■ **To be done**
Every entry must be repeated exactly. Exclude all pictures.

■ **Provided data**

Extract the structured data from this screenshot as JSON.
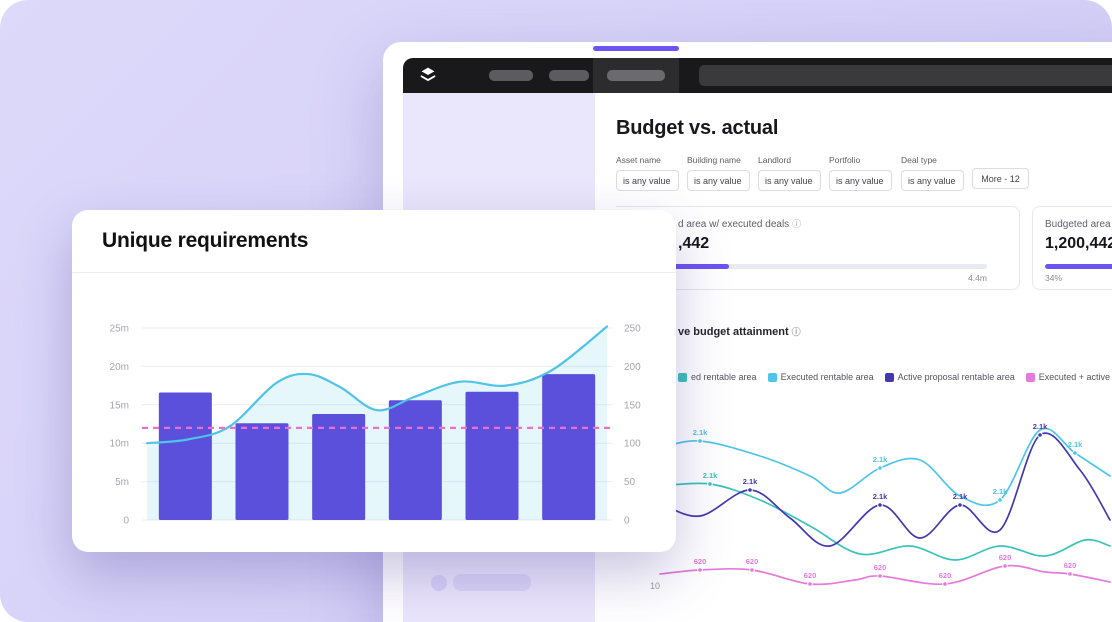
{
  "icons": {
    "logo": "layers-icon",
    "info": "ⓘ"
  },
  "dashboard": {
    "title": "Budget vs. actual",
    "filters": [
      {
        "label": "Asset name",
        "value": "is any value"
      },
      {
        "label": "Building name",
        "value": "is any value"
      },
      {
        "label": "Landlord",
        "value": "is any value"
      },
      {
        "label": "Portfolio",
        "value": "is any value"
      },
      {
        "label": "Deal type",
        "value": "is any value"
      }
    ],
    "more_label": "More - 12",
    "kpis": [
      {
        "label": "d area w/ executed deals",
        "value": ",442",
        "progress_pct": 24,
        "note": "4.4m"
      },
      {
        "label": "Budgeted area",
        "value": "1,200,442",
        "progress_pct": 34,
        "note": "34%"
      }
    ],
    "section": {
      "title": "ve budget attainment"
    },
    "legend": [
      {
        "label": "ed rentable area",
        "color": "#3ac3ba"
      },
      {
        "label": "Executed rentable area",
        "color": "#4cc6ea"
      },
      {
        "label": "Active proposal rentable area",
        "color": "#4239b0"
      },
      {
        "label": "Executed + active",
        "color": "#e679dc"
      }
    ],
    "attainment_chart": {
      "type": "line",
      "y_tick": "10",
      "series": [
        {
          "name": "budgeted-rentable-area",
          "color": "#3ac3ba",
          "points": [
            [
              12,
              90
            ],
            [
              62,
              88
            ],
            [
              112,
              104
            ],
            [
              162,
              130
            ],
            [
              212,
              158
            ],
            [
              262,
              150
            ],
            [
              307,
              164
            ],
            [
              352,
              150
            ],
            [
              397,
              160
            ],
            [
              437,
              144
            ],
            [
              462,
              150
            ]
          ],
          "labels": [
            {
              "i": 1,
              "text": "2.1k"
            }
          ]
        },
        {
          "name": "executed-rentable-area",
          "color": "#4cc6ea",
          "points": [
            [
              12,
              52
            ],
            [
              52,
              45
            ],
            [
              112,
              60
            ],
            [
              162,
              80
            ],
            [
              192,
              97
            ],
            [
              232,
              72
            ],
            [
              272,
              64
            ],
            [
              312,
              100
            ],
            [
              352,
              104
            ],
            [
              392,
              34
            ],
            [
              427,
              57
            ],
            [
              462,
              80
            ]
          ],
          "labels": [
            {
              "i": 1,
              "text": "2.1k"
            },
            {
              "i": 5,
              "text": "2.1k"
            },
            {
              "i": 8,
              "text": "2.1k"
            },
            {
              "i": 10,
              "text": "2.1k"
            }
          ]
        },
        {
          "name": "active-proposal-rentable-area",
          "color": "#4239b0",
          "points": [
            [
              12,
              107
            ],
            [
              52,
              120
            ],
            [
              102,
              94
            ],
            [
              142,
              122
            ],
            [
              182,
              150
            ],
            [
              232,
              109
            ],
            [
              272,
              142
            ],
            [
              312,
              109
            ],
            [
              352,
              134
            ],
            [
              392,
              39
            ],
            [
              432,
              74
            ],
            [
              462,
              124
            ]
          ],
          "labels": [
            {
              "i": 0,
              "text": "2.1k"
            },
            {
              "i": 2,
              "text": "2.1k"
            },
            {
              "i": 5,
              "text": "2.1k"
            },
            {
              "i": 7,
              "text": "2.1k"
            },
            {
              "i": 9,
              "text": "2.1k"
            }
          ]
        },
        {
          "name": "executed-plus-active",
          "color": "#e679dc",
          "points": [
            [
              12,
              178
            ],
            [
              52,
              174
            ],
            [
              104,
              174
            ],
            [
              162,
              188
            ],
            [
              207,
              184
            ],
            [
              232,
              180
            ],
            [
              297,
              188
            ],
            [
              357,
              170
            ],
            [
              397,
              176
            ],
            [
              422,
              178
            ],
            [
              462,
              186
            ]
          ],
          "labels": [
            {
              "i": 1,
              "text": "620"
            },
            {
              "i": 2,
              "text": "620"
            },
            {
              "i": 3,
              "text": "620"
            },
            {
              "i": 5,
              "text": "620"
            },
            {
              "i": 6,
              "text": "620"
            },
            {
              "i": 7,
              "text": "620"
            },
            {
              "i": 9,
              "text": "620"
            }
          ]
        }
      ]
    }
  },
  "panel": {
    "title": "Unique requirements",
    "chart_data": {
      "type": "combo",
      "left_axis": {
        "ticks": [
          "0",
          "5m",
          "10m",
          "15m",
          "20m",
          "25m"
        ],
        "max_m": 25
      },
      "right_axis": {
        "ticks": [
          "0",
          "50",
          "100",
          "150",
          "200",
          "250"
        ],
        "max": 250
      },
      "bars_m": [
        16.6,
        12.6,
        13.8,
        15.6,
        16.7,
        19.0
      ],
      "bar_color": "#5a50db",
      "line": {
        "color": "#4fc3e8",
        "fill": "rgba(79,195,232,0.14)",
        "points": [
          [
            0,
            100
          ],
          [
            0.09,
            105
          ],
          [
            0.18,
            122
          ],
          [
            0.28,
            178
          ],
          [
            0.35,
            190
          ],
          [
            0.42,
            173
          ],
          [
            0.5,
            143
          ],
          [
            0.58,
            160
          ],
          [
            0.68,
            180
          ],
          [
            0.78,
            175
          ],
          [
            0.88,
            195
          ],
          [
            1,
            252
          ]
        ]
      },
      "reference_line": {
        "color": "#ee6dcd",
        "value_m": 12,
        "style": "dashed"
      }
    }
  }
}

■ **The output**
Extract the structured data from this screenshot as JSON.
{
  "icons": {
    "logo": "layers-icon",
    "info": "ⓘ"
  },
  "dashboard": {
    "title": "Budget vs. actual",
    "filters": [
      {
        "label": "Asset name",
        "value": "is any value"
      },
      {
        "label": "Building name",
        "value": "is any value"
      },
      {
        "label": "Landlord",
        "value": "is any value"
      },
      {
        "label": "Portfolio",
        "value": "is any value"
      },
      {
        "label": "Deal type",
        "value": "is any value"
      }
    ],
    "more_label": "More - 12",
    "kpis": [
      {
        "label": "d area w/ executed deals",
        "value": ",442",
        "progress_pct": 24,
        "note": "4.4m"
      },
      {
        "label": "Budgeted area",
        "value": "1,200,442",
        "progress_pct": 34,
        "note": "34%"
      }
    ],
    "section": {
      "title": "ve budget attainment"
    },
    "legend": [
      {
        "label": "ed rentable area",
        "color": "#3ac3ba"
      },
      {
        "label": "Executed rentable area",
        "color": "#4cc6ea"
      },
      {
        "label": "Active proposal rentable area",
        "color": "#4239b0"
      },
      {
        "label": "Executed + active",
        "color": "#e679dc"
      }
    ],
    "attainment_chart": {
      "type": "line",
      "y_tick": "10",
      "series": [
        {
          "name": "budgeted-rentable-area",
          "color": "#3ac3ba",
          "points": [
            [
              12,
              90
            ],
            [
              62,
              88
            ],
            [
              112,
              104
            ],
            [
              162,
              130
            ],
            [
              212,
              158
            ],
            [
              262,
              150
            ],
            [
              307,
              164
            ],
            [
              352,
              150
            ],
            [
              397,
              160
            ],
            [
              437,
              144
            ],
            [
              462,
              150
            ]
          ],
          "labels": [
            {
              "i": 1,
              "text": "2.1k"
            }
          ]
        },
        {
          "name": "executed-rentable-area",
          "color": "#4cc6ea",
          "points": [
            [
              12,
              52
            ],
            [
              52,
              45
            ],
            [
              112,
              60
            ],
            [
              162,
              80
            ],
            [
              192,
              97
            ],
            [
              232,
              72
            ],
            [
              272,
              64
            ],
            [
              312,
              100
            ],
            [
              352,
              104
            ],
            [
              392,
              34
            ],
            [
              427,
              57
            ],
            [
              462,
              80
            ]
          ],
          "labels": [
            {
              "i": 1,
              "text": "2.1k"
            },
            {
              "i": 5,
              "text": "2.1k"
            },
            {
              "i": 8,
              "text": "2.1k"
            },
            {
              "i": 10,
              "text": "2.1k"
            }
          ]
        },
        {
          "name": "active-proposal-rentable-area",
          "color": "#4239b0",
          "points": [
            [
              12,
              107
            ],
            [
              52,
              120
            ],
            [
              102,
              94
            ],
            [
              142,
              122
            ],
            [
              182,
              150
            ],
            [
              232,
              109
            ],
            [
              272,
              142
            ],
            [
              312,
              109
            ],
            [
              352,
              134
            ],
            [
              392,
              39
            ],
            [
              432,
              74
            ],
            [
              462,
              124
            ]
          ],
          "labels": [
            {
              "i": 0,
              "text": "2.1k"
            },
            {
              "i": 2,
              "text": "2.1k"
            },
            {
              "i": 5,
              "text": "2.1k"
            },
            {
              "i": 7,
              "text": "2.1k"
            },
            {
              "i": 9,
              "text": "2.1k"
            }
          ]
        },
        {
          "name": "executed-plus-active",
          "color": "#e679dc",
          "points": [
            [
              12,
              178
            ],
            [
              52,
              174
            ],
            [
              104,
              174
            ],
            [
              162,
              188
            ],
            [
              207,
              184
            ],
            [
              232,
              180
            ],
            [
              297,
              188
            ],
            [
              357,
              170
            ],
            [
              397,
              176
            ],
            [
              422,
              178
            ],
            [
              462,
              186
            ]
          ],
          "labels": [
            {
              "i": 1,
              "text": "620"
            },
            {
              "i": 2,
              "text": "620"
            },
            {
              "i": 3,
              "text": "620"
            },
            {
              "i": 5,
              "text": "620"
            },
            {
              "i": 6,
              "text": "620"
            },
            {
              "i": 7,
              "text": "620"
            },
            {
              "i": 9,
              "text": "620"
            }
          ]
        }
      ]
    }
  },
  "panel": {
    "title": "Unique requirements",
    "chart_data": {
      "type": "combo",
      "left_axis": {
        "ticks": [
          "0",
          "5m",
          "10m",
          "15m",
          "20m",
          "25m"
        ],
        "max_m": 25
      },
      "right_axis": {
        "ticks": [
          "0",
          "50",
          "100",
          "150",
          "200",
          "250"
        ],
        "max": 250
      },
      "bars_m": [
        16.6,
        12.6,
        13.8,
        15.6,
        16.7,
        19.0
      ],
      "bar_color": "#5a50db",
      "line": {
        "color": "#4fc3e8",
        "fill": "rgba(79,195,232,0.14)",
        "points": [
          [
            0,
            100
          ],
          [
            0.09,
            105
          ],
          [
            0.18,
            122
          ],
          [
            0.28,
            178
          ],
          [
            0.35,
            190
          ],
          [
            0.42,
            173
          ],
          [
            0.5,
            143
          ],
          [
            0.58,
            160
          ],
          [
            0.68,
            180
          ],
          [
            0.78,
            175
          ],
          [
            0.88,
            195
          ],
          [
            1,
            252
          ]
        ]
      },
      "reference_line": {
        "color": "#ee6dcd",
        "value_m": 12,
        "style": "dashed"
      }
    }
  }
}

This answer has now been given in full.